▸ Brano estratto
·····

The Wolf of Wall Street: la recensione di The_Diaz_Tribe

Quinta prova del duo Martin Scorsese alla regia e Leonardo DiCaprio che interpreta uno sfrenato broker cocainomane e sessualmente incontenibile che da telefonista alla LF Rothschild diventa milionario – dissacrando ogni etica di vendita alla Borsa di New York – con la fondazione della Stratton Oakmont, società di brokeraggio. L’uomo portato sul grande schermo da Scorsese in The Wolf of Wall Street è Jordan Belfort, intelligente, aggressivo ma moralmente discutibile broker che ha scritto un’autobiografia omonima al titolo del film. Per una gigantesca frode finanziaria e riciclaggio di denaro, nel 1998 fu arrestato dall’FBI (con cui collaborò all’arresto dei complici), scontando 22 mesi di carcere federale e risarcendo gli azionisti per circa 110 milioni di dollari.
Dopo l’ultima interpretazione aristocratica ne Il grande Gatsby, DiCaprio offre una performance attoriale senza freni inibitori, aggressiva, politicamente scorretta, a tratti feroce e nevrotica, di un venditore eccezionale, organizzatore di party dispendiosi, dedito alla lussuria e alla cocaina mischiata a narcotici, subdolo ma capace di vendere l’invendibile e alimentare la sua compagnia di brokeraggio con l’imperiosità dei suoi smaniosi discorsi, plasmando così corpo e mente dei suoi colleghi truffaldini. Donnie Azoff, interpretato da Jonah Hill (al di fuori del suo solito ruolo comico), è la degna e ridicola spalla di Belfort – in una scena è anche infame e si vede proprio bene –, insieme agli altri influenti colleghi che lo circondano durante l’ascesa finanziaria che vede il suo picco verso la metà della pellicola. La sicurezza della compagnia di Belfort inizia a essere minacciata quando l’agente dell’FBI Patrick Denham (Kyle Chandler) comincia a indagare sull’attività della Stratton, tentando di frantumare l’impero del narcisismo speculativo.

·····

▸ Segmento di dati
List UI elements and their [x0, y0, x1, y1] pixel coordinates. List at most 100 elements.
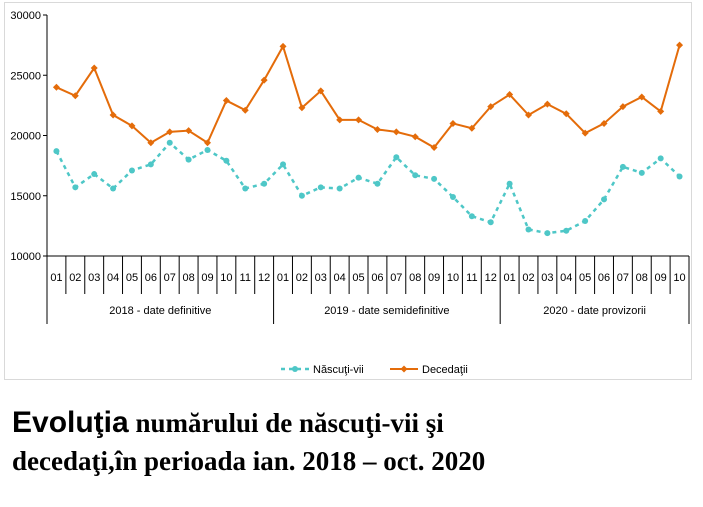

·····

▸ Obiettivi
1. Secondo la recensione di The Wolf of Wall Street, per quanti mesi Jordan Belfort rimase in carcere federale?
2. Continua la recensione di The Wolf of Wall Street dopo l'ultima frase riportata.
L'elenco qui non ha alcun ruolo.

▸ Risposte in ordine
1. Per 22 mesi.

2.
Ciclicamente in questo film, con scene esplicite di sesso, droga e turpiloquio filtrate solamente dalla macchina da presa, Scorsese propone un ritratto della violenza animalesca e della dissolutezza utilitaristica dell’animo umano, con tutte le sue sagaci quanto sardoniche espressioni, collocato in una cornice di disprezzo totale di qualunque morale.
Detto questo The Wolf of Wall Street può essere apparentemente immorale, ma è solo una parvenza: c’è un’esorcizzazione grottesca e costante del male, incarnata nella pellicola spudorata ed eccessiva su ogni fronte, anche sulla durata, di circa 3 ore. Bisogna però riuscire a leggere tra le righe questo esorcismo demistificatorio per non rischiare di arrivare al termine della visione con un senso di puro vuoto, come se le continue scene di sesso, droga e inganni fossero fini a loro stesse.
Menzione a parte merita Matthew McConaughey che, seppure presente solo all’inizio, interpreta Mark Hanna, un professionista fraudolento che inizia Jordan Belfort al brokeraggio spietato.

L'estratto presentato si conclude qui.